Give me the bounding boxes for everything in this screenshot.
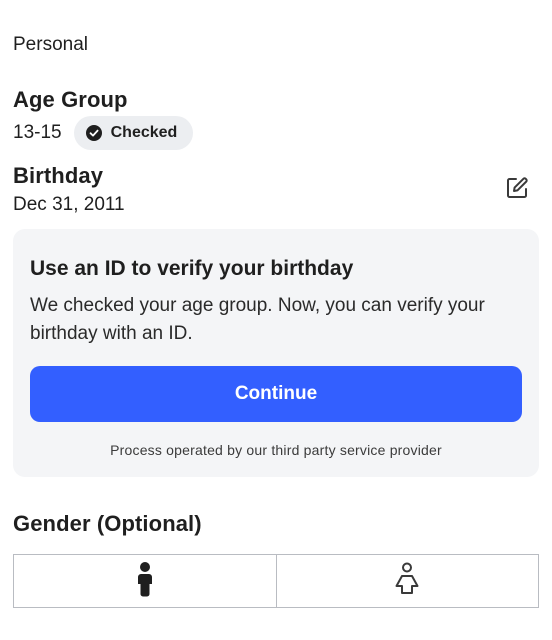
age-group-heading: Age Group (13, 87, 128, 112)
age-group-value: 13-15 (13, 122, 62, 143)
checked-badge-label: Checked (110, 124, 178, 141)
verify-card-body: We checked your age group. Now, you can … (30, 295, 485, 344)
edit-birthday-button[interactable] (503, 174, 531, 202)
section-label: Personal (13, 34, 88, 55)
verify-card-title: Use an ID to verify your birthday (30, 257, 354, 280)
gender-heading: Gender (Optional) (13, 511, 202, 536)
checked-badge: Checked (73, 116, 194, 150)
gender-option-male[interactable] (14, 555, 276, 607)
check-circle-icon (85, 125, 102, 141)
verify-card-footnote: Process operated by our third party serv… (110, 442, 442, 458)
gender-options (13, 554, 539, 608)
gender-option-female[interactable] (275, 555, 538, 607)
birthday-heading: Birthday (13, 163, 104, 188)
male-person-icon (135, 561, 155, 601)
female-person-icon (394, 562, 420, 601)
edit-icon (503, 177, 531, 205)
verify-birthday-card: Use an ID to verify your birthday We che… (13, 229, 539, 477)
birthday-value: Dec 31, 2011 (13, 194, 125, 215)
continue-button[interactable]: Continue (30, 366, 522, 422)
age-group-row: 13-15 Checked (13, 116, 194, 150)
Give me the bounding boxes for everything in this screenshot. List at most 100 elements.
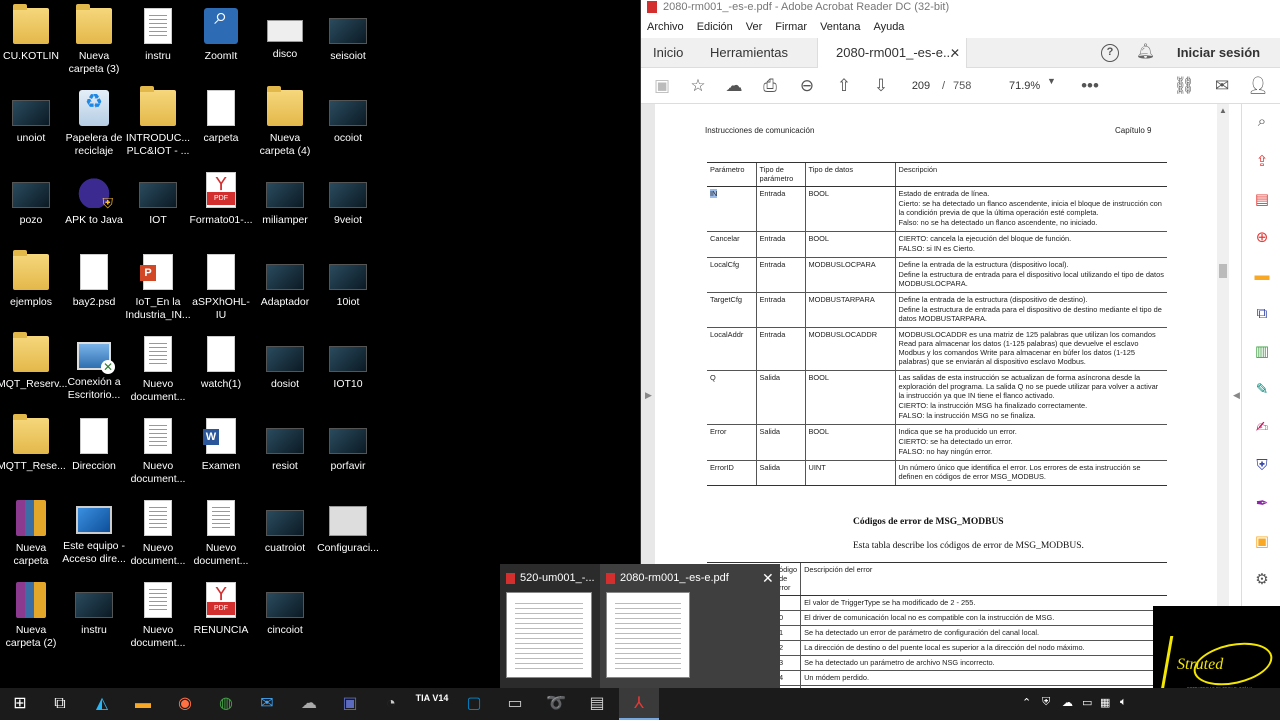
share-link-icon[interactable]: ⛓ (1173, 75, 1195, 97)
desktop-icon[interactable]: Nueva carpeta (3) (60, 4, 128, 76)
file-explorer-icon[interactable]: ▬ (123, 688, 163, 720)
desktop-icon[interactable]: instru (60, 582, 128, 637)
desktop-icon[interactable]: RENUNCIA (187, 582, 255, 637)
vertical-scrollbar[interactable]: ▲ (1217, 104, 1229, 688)
comment-icon[interactable]: ▬ (1252, 266, 1272, 286)
app-icon[interactable]: ➰ (536, 688, 576, 720)
desktop-icon[interactable]: Nuevo document... (124, 500, 192, 568)
scrollbar-thumb[interactable] (1219, 264, 1227, 278)
desktop-icon[interactable]: ocoiot (314, 90, 382, 145)
zoom-out-search-icon[interactable]: ⊖ (796, 75, 818, 97)
desktop-icon[interactable]: Direccion (60, 418, 128, 473)
desktop-icon[interactable]: porfavir (314, 418, 382, 473)
desktop-icon[interactable]: Nueva carpeta (0, 500, 65, 568)
desktop-icon[interactable]: carpeta (187, 90, 255, 145)
more-tools-icon[interactable]: ••• (1079, 75, 1101, 97)
task-view-icon[interactable]: ⧉ (40, 688, 80, 720)
desktop-icon[interactable]: 9veiot (314, 172, 382, 227)
zoom-dropdown-icon[interactable]: ▼ (1047, 76, 1056, 86)
preview-window-2[interactable]: 2080-rm001_-es-e.pdf (600, 564, 780, 688)
app-icon[interactable]: ▣ (330, 688, 370, 720)
desktop-icon[interactable]: Nuevo document... (124, 418, 192, 486)
tab-tools[interactable]: Herramientas (710, 38, 788, 68)
firefox-icon[interactable]: ◉ (165, 688, 205, 720)
desktop-icon[interactable]: disco (251, 8, 319, 61)
tray-app-icon[interactable]: ⛨ (1042, 696, 1050, 709)
print-icon[interactable]: ⎙ (759, 75, 781, 97)
tab-home[interactable]: Inicio (653, 38, 683, 68)
bookmark-star-icon[interactable]: ☆ (687, 75, 709, 97)
desktop-icon[interactable]: Configuraci... (314, 500, 382, 555)
app-icon[interactable]: ▢ (454, 688, 494, 720)
cloud-upload-icon[interactable]: ☁ (723, 75, 745, 97)
acrobat-icon[interactable]: ⅄ (619, 688, 659, 720)
export-pdf-icon[interactable]: ⇪ (1252, 152, 1272, 172)
protect-icon[interactable]: ⛨ (1252, 456, 1272, 476)
app-icon[interactable]: ◔ (371, 688, 411, 720)
close-preview-icon[interactable]: ✕ (762, 570, 774, 587)
desktop-icon[interactable]: Nuevo document... (124, 582, 192, 650)
edit-pdf-icon[interactable]: ✎ (1252, 380, 1272, 400)
desktop-icon[interactable]: resiot (251, 418, 319, 473)
desktop-icon[interactable]: INTRODUC... PLC&IOT - ... (124, 86, 192, 158)
desktop-icon[interactable]: miliamper (251, 172, 319, 227)
help-icon[interactable]: ? (1101, 44, 1119, 62)
notification-bell-icon[interactable]: 🔔︎ (1136, 42, 1155, 60)
desktop-icon[interactable]: CU.KOTLIN (0, 4, 65, 63)
battery-icon[interactable]: ▭ (1082, 696, 1092, 709)
tia-portal-icon[interactable]: TIA V14 (412, 688, 452, 720)
add-pdf-icon[interactable]: ⊕ (1252, 228, 1272, 248)
preview-window-1[interactable]: 520-um001_-... (500, 564, 600, 688)
zoom-search-icon[interactable]: ⌕ (1252, 112, 1272, 132)
combine-files-icon[interactable]: ⧉ (1252, 304, 1272, 324)
start-icon[interactable]: ⊞ (0, 688, 40, 720)
collapse-left-panel-icon[interactable]: ▶ (645, 390, 652, 401)
next-page-icon[interactable]: ⇩ (870, 75, 892, 97)
desktop-icon[interactable]: watch(1) (187, 336, 255, 391)
desktop-icon[interactable]: MQTT_Rese... (0, 414, 66, 473)
desktop-icon[interactable]: Papelera de reciclaje (60, 90, 128, 158)
desktop-icon[interactable]: Nuevo document... (187, 500, 255, 568)
desktop-icon[interactable]: Conexión a Escritorio... (60, 336, 128, 402)
fill-sign-icon[interactable]: ✍ (1252, 418, 1272, 438)
sign-in-button[interactable]: Iniciar sesión (1177, 38, 1260, 68)
desktop-icon[interactable]: Nueva carpeta (2) (0, 582, 65, 650)
desktop-icon[interactable]: IOT (124, 172, 192, 227)
network-icon[interactable]: ▦ (1100, 696, 1110, 709)
app-icon[interactable]: ▤ (577, 688, 617, 720)
menu-ventana[interactable]: Ventana (820, 21, 860, 33)
scroll-up-icon[interactable]: ▲ (1219, 106, 1227, 115)
menu-firmar[interactable]: Firmar (775, 21, 807, 33)
desktop-icon[interactable]: aSPXhOHL-IU (187, 254, 255, 322)
send-for-comments-icon[interactable]: ▣ (1252, 532, 1272, 552)
desktop-icon[interactable]: instru (124, 8, 192, 63)
request-signature-icon[interactable]: ✒ (1252, 494, 1272, 514)
previous-page-icon[interactable]: ⇧ (833, 75, 855, 97)
window-title-bar[interactable]: 2080-rm001_-es-e.pdf - Adobe Acrobat Rea… (641, 0, 1280, 16)
desktop-icon[interactable]: MQT_Reserv... (0, 332, 67, 391)
page-number-input[interactable]: 209 (901, 77, 941, 95)
save-icon[interactable]: ▣ (651, 75, 673, 97)
close-tab-icon[interactable]: ✕ (950, 38, 960, 68)
menu-edicion[interactable]: Edición (697, 21, 733, 33)
app-icon[interactable]: ▭ (495, 688, 535, 720)
desktop-icon[interactable]: Este equipo - Acceso dire... (60, 500, 128, 566)
desktop-icon[interactable]: Nueva carpeta (4) (251, 86, 319, 158)
app-icon[interactable]: ◭ (82, 688, 122, 720)
desktop-icon[interactable]: Examen (187, 418, 255, 473)
desktop-icon[interactable]: seisoiot (314, 8, 382, 63)
desktop-icon[interactable]: unoiot (0, 90, 65, 145)
tab-document[interactable]: 2080-rm001_-es-e... ✕ (817, 38, 967, 68)
desktop-icon[interactable]: cuatroiot (251, 500, 319, 555)
desktop-icon[interactable]: APK to Java (60, 172, 128, 227)
menu-ayuda[interactable]: Ayuda (873, 21, 904, 33)
desktop-icon[interactable]: pozo (0, 172, 65, 227)
add-user-icon[interactable]: 👤︎ (1247, 75, 1269, 97)
mail-icon[interactable]: ✉ (247, 688, 287, 720)
desktop-icon[interactable]: 10iot (314, 254, 382, 309)
volume-icon[interactable]: 🔈︎ (1120, 696, 1127, 709)
desktop-icon[interactable]: cincoiot (251, 582, 319, 637)
desktop-icon[interactable]: bay2.psd (60, 254, 128, 309)
menu-ver[interactable]: Ver (746, 21, 763, 33)
create-pdf-icon[interactable]: ▤ (1252, 190, 1272, 210)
------------------------------------------------------------
▶ _WHAT THIS TASK INVOLVES_
Copy the material word for word, from its first line up to and including the line that contains "most 100 elements.". Leave out the pictures.

▶ _FULL OUTPUT_
Give me the bounding boxes for everything in this screenshot.
age-group-heading: Age Group (13, 87, 128, 112)
age-group-value: 13-15 (13, 122, 62, 143)
checked-badge-label: Checked (110, 124, 178, 141)
verify-card-body: We checked your age group. Now, you can … (30, 295, 485, 344)
edit-birthday-button[interactable] (503, 174, 531, 202)
section-label: Personal (13, 34, 88, 55)
verify-card-title: Use an ID to verify your birthday (30, 257, 354, 280)
gender-heading: Gender (Optional) (13, 511, 202, 536)
checked-badge: Checked (73, 116, 194, 150)
gender-option-male[interactable] (14, 555, 276, 607)
check-circle-icon (85, 125, 102, 141)
verify-card-footnote: Process operated by our third party serv… (110, 442, 442, 458)
gender-options (13, 554, 539, 608)
gender-option-female[interactable] (275, 555, 538, 607)
birthday-heading: Birthday (13, 163, 104, 188)
male-person-icon (135, 561, 155, 601)
female-person-icon (394, 562, 420, 601)
edit-icon (503, 177, 531, 205)
verify-birthday-card: Use an ID to verify your birthday We che… (13, 229, 539, 477)
birthday-value: Dec 31, 2011 (13, 194, 125, 215)
continue-button[interactable]: Continue (30, 366, 522, 422)
age-group-row: 13-15 Checked (13, 116, 194, 150)
Give me the bounding boxes for everything in this screenshot. List at most 100 elements.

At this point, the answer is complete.